----- Material for the task
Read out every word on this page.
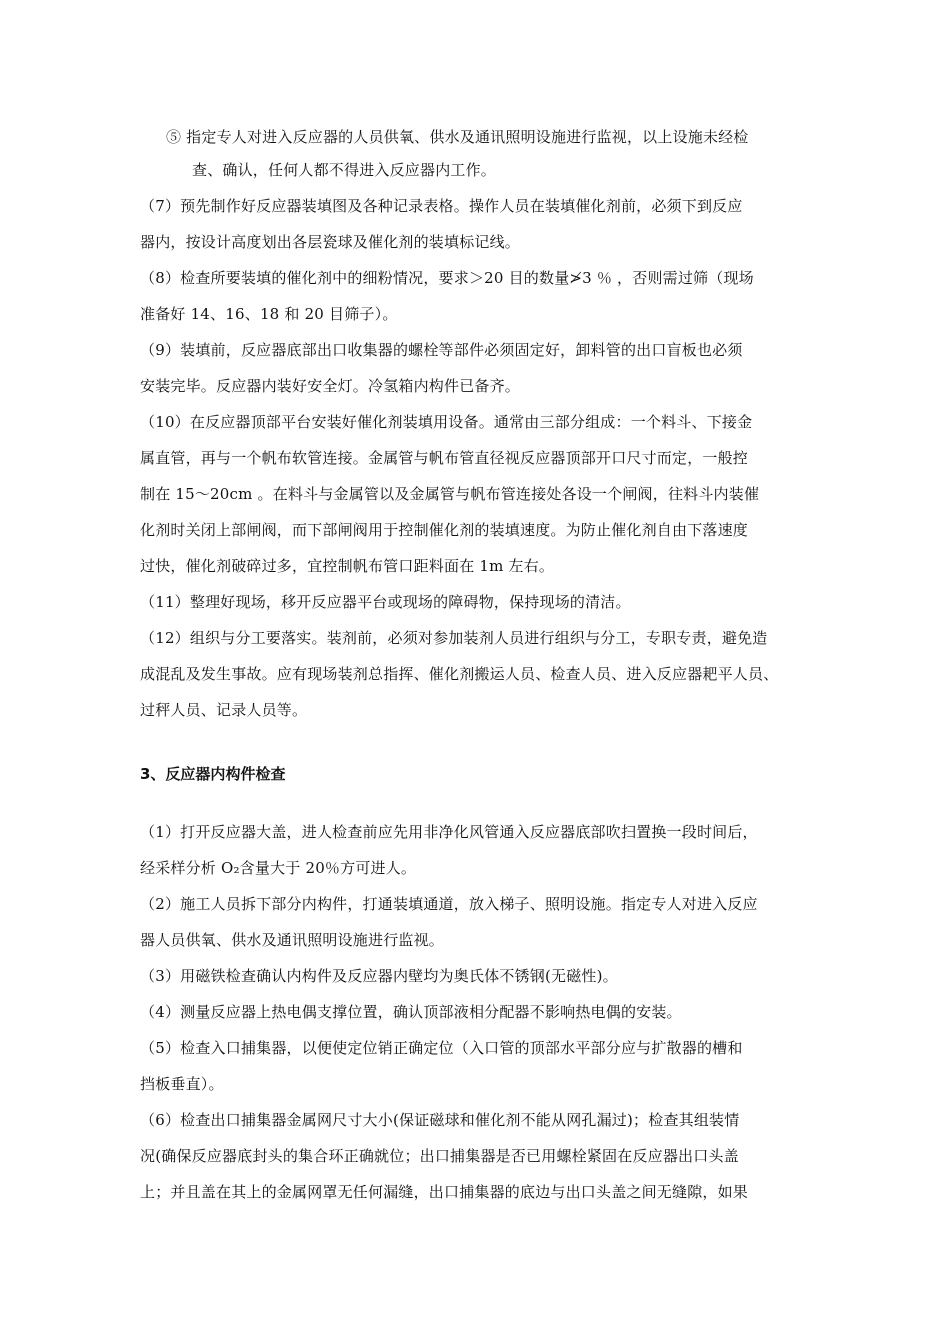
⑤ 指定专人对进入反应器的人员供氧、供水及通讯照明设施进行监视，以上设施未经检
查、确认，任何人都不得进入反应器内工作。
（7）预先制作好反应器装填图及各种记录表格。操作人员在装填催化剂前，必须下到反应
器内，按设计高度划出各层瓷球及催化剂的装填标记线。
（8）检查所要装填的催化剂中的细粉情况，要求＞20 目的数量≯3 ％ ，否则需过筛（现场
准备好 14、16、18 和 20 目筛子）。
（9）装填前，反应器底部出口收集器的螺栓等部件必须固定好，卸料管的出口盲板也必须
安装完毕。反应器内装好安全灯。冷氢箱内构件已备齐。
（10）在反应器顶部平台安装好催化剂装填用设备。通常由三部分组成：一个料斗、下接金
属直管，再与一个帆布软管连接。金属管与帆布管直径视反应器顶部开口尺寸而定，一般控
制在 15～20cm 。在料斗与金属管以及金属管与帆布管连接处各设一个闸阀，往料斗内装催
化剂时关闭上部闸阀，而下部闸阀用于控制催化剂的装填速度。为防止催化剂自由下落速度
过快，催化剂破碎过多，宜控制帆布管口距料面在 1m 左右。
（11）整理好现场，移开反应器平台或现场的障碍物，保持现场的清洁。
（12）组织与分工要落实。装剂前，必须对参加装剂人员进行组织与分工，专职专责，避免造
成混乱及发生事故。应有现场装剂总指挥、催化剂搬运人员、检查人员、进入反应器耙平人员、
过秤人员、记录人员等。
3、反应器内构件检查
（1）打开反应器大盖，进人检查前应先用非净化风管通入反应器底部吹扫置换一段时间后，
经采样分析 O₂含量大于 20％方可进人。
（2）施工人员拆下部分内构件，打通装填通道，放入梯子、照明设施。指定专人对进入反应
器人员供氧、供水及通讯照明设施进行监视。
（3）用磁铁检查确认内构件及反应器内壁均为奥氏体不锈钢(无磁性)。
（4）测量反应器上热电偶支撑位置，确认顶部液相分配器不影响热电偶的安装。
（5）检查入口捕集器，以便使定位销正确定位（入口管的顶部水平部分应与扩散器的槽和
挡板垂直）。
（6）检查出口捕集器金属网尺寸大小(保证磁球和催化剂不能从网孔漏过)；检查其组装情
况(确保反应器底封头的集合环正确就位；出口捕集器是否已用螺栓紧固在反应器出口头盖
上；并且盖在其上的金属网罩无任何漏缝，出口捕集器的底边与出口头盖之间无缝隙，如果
----------
■ **The task**
Leave every image out, and retype the material exactly.

■ **Task output**
Read out every word on this page.
⑤ 指定专人对进入反应器的人员供氧、供水及通讯照明设施进行监视，以上设施未经检
查、确认，任何人都不得进入反应器内工作。
（7）预先制作好反应器装填图及各种记录表格。操作人员在装填催化剂前，必须下到反应
器内，按设计高度划出各层瓷球及催化剂的装填标记线。
（8）检查所要装填的催化剂中的细粉情况，要求＞20 目的数量≯3 ％ ，否则需过筛（现场
准备好 14、16、18 和 20 目筛子）。
（9）装填前，反应器底部出口收集器的螺栓等部件必须固定好，卸料管的出口盲板也必须
安装完毕。反应器内装好安全灯。冷氢箱内构件已备齐。
（10）在反应器顶部平台安装好催化剂装填用设备。通常由三部分组成：一个料斗、下接金
属直管，再与一个帆布软管连接。金属管与帆布管直径视反应器顶部开口尺寸而定，一般控
制在 15～20cm 。在料斗与金属管以及金属管与帆布管连接处各设一个闸阀，往料斗内装催
化剂时关闭上部闸阀，而下部闸阀用于控制催化剂的装填速度。为防止催化剂自由下落速度
过快，催化剂破碎过多，宜控制帆布管口距料面在 1m 左右。
（11）整理好现场，移开反应器平台或现场的障碍物，保持现场的清洁。
（12）组织与分工要落实。装剂前，必须对参加装剂人员进行组织与分工，专职专责，避免造
成混乱及发生事故。应有现场装剂总指挥、催化剂搬运人员、检查人员、进入反应器耙平人员、
过秤人员、记录人员等。
3、反应器内构件检查
（1）打开反应器大盖，进人检查前应先用非净化风管通入反应器底部吹扫置换一段时间后，
经采样分析 O₂含量大于 20％方可进人。
（2）施工人员拆下部分内构件，打通装填通道，放入梯子、照明设施。指定专人对进入反应
器人员供氧、供水及通讯照明设施进行监视。
（3）用磁铁检查确认内构件及反应器内壁均为奥氏体不锈钢(无磁性)。
（4）测量反应器上热电偶支撑位置，确认顶部液相分配器不影响热电偶的安装。
（5）检查入口捕集器，以便使定位销正确定位（入口管的顶部水平部分应与扩散器的槽和
挡板垂直）。
（6）检查出口捕集器金属网尺寸大小(保证磁球和催化剂不能从网孔漏过)；检查其组装情
况(确保反应器底封头的集合环正确就位；出口捕集器是否已用螺栓紧固在反应器出口头盖
上；并且盖在其上的金属网罩无任何漏缝，出口捕集器的底边与出口头盖之间无缝隙，如果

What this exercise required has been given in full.